Items from a dataset
☆ ☆ ☆ ☆ ☆ ☆ ☆
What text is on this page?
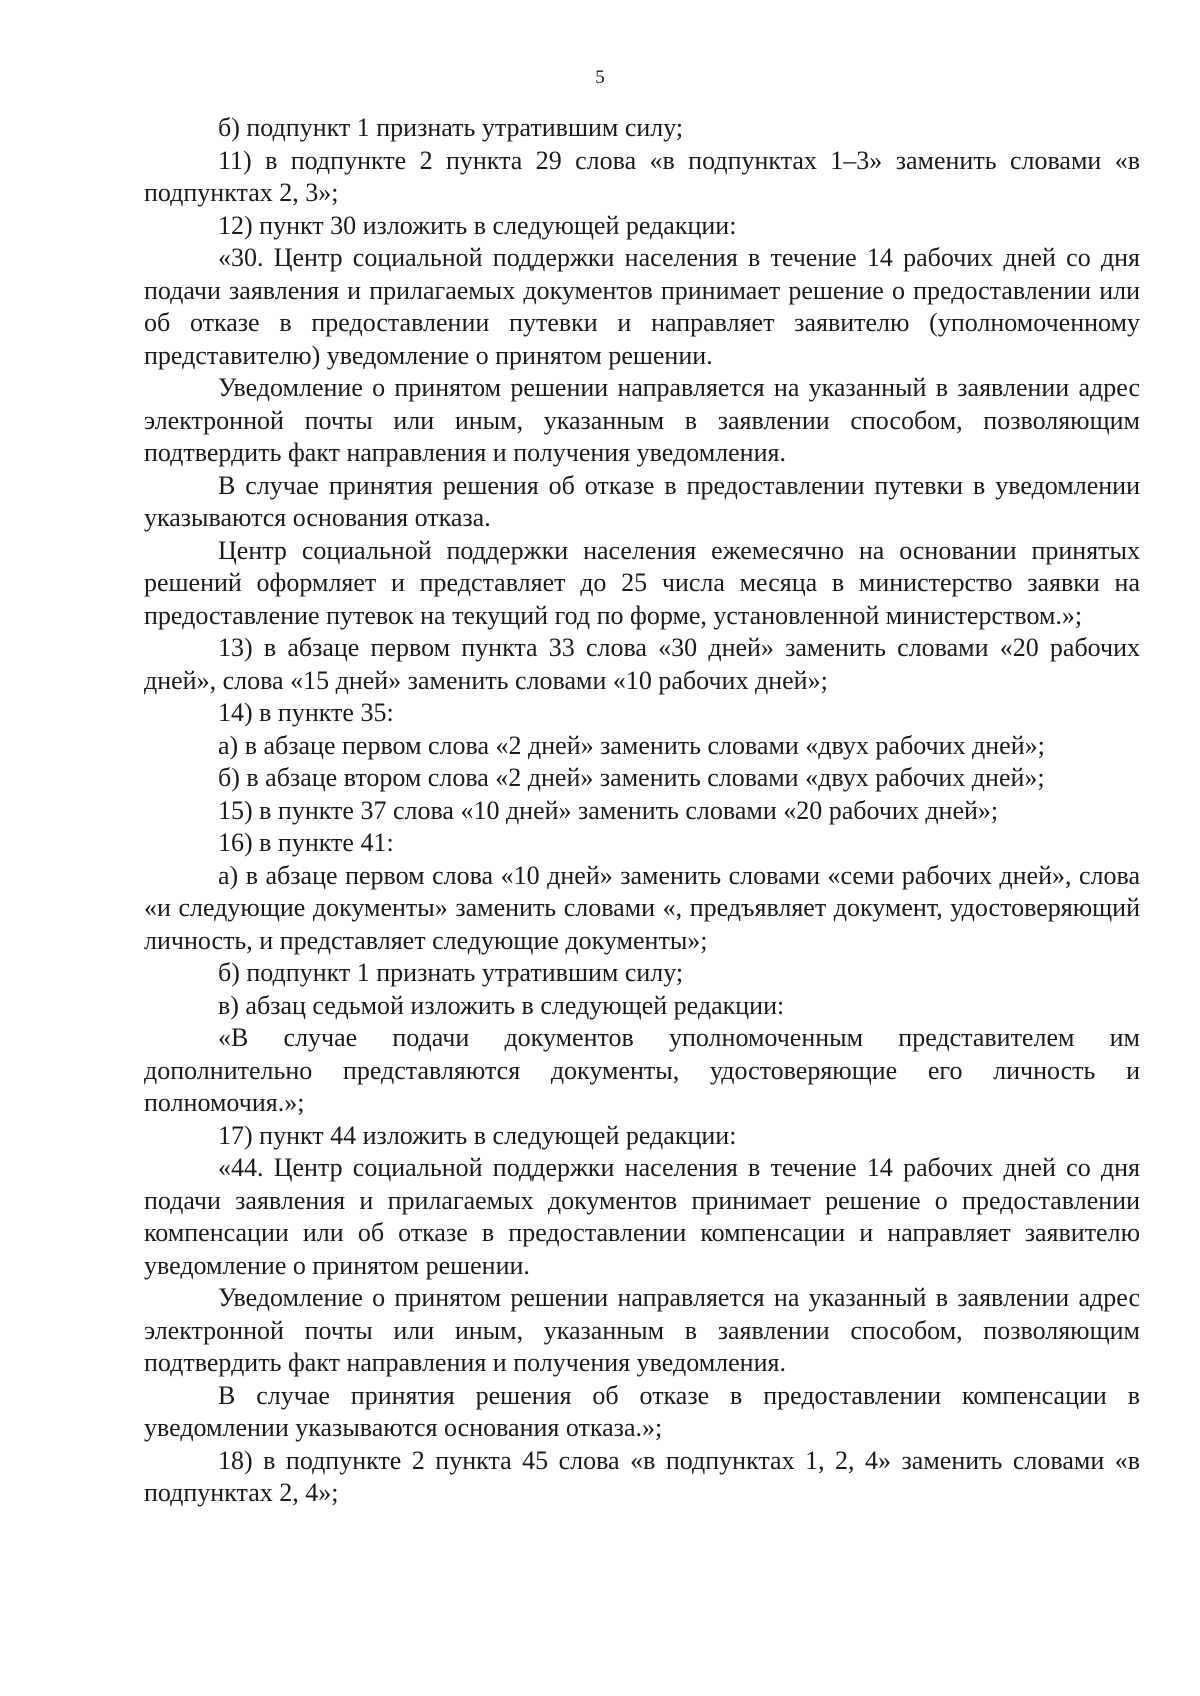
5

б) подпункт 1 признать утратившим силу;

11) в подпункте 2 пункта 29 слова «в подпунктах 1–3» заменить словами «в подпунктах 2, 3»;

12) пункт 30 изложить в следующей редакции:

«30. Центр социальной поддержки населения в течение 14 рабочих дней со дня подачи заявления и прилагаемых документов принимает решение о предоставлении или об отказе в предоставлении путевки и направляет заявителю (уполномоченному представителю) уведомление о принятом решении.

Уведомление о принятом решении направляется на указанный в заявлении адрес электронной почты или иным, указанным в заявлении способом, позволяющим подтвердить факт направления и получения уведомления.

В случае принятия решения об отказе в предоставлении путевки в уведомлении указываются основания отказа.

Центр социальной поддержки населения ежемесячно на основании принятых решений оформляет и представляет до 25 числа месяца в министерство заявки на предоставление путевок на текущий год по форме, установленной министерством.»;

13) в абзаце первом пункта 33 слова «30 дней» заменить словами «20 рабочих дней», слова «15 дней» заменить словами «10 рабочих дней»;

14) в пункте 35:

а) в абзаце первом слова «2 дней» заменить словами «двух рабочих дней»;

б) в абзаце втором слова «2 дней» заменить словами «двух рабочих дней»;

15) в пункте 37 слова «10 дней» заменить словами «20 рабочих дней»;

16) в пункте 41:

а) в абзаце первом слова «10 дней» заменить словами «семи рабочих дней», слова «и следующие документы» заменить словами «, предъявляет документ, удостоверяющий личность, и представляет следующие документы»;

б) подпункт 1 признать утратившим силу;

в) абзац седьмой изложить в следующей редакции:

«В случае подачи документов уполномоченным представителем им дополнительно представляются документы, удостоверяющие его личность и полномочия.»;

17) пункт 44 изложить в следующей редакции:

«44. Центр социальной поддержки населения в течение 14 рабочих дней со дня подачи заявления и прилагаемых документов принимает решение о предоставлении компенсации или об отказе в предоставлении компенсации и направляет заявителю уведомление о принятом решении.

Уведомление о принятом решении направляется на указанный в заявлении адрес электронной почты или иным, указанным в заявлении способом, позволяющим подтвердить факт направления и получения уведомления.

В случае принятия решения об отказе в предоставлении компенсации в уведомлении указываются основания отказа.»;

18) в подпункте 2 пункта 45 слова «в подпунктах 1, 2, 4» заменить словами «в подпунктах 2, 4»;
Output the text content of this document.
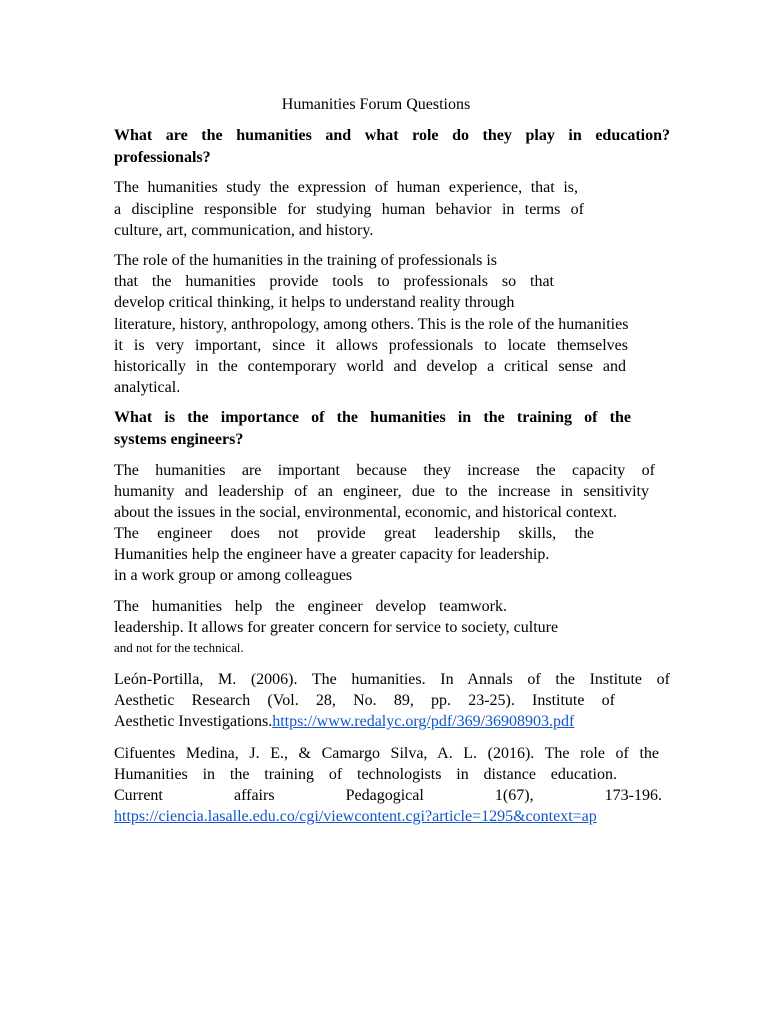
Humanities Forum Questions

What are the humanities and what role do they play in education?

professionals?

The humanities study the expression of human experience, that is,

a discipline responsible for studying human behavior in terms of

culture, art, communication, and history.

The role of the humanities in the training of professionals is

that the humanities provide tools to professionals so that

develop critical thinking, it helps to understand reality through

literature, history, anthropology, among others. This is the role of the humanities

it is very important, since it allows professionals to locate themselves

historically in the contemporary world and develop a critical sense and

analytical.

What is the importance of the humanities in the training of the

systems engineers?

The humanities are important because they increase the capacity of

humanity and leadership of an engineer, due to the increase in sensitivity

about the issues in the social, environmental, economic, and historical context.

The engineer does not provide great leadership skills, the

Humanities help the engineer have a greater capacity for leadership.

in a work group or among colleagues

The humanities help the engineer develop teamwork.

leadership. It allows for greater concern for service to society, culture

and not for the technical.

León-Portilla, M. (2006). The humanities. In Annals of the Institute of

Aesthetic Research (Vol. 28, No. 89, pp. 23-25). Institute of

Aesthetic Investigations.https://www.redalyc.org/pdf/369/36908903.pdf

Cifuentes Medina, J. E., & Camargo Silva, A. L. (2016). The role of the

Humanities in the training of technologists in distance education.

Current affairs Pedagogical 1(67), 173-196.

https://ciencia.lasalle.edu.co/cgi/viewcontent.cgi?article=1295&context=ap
☆ ☆ ☆ ☆ ☆ ☆ ☆
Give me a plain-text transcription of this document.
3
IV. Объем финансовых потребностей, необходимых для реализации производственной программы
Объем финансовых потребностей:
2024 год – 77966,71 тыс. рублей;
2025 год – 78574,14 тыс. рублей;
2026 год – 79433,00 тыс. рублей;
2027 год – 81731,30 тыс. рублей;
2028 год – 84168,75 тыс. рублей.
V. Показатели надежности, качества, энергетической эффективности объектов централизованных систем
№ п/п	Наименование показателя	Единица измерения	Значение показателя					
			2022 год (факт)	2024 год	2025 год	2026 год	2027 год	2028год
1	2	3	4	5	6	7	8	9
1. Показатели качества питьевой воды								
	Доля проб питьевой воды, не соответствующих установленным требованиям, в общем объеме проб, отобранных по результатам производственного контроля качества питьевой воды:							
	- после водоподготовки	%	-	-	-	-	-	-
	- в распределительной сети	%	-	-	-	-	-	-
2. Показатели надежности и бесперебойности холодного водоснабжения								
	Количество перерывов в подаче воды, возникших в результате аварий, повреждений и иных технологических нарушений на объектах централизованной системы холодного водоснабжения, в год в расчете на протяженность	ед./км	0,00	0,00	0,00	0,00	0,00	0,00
☆ ☆ ☆ ☆ ☆ ☆ ☆
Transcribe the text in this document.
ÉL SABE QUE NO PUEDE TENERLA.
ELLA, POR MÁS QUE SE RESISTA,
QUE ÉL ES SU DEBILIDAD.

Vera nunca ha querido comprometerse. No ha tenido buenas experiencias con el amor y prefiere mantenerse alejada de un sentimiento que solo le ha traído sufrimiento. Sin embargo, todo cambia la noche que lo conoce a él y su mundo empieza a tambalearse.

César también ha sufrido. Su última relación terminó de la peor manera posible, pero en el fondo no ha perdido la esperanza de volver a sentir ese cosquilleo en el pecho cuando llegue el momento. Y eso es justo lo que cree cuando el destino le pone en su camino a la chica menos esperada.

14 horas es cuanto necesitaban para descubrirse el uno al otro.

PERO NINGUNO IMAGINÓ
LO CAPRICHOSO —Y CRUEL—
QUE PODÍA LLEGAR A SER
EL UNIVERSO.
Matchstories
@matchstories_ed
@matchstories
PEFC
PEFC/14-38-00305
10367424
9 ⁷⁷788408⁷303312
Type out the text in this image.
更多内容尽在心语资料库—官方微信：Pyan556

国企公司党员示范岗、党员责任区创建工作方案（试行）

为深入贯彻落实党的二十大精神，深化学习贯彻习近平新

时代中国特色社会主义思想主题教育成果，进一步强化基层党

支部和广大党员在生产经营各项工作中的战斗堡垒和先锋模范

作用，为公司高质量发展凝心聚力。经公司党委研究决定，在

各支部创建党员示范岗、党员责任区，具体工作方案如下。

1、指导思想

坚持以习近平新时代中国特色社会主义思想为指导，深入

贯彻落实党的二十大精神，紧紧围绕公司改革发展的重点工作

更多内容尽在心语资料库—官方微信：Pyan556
☆ ☆ ☆ ☆ ☆ ☆ ☆
■ AIM ■
Look through the material above and pick out each line holding the word "отказе".

■ SOLUTION FOR THIS TASK ■
«30. Центр социальной поддержки населения в течение 14 рабочих дней со дня подачи заявления и прилагаемых документов принимает решение о предоставлении или об отказе в предоставлении путевки и направляет заявителю (уполномоченному представителю) уведомление о принятом решении.
В случае принятия решения об отказе в предоставлении путевки в уведомлении указываются основания отказа.
«44. Центр социальной поддержки населения в течение 14 рабочих дней со дня подачи заявления и прилагаемых документов принимает решение о предоставлении компенсации или об отказе в предоставлении компенсации и направляет заявителю уведомление о принятом решении.
В случае принятия решения об отказе в предоставлении компенсации в уведомлении указываются основания отказа.»;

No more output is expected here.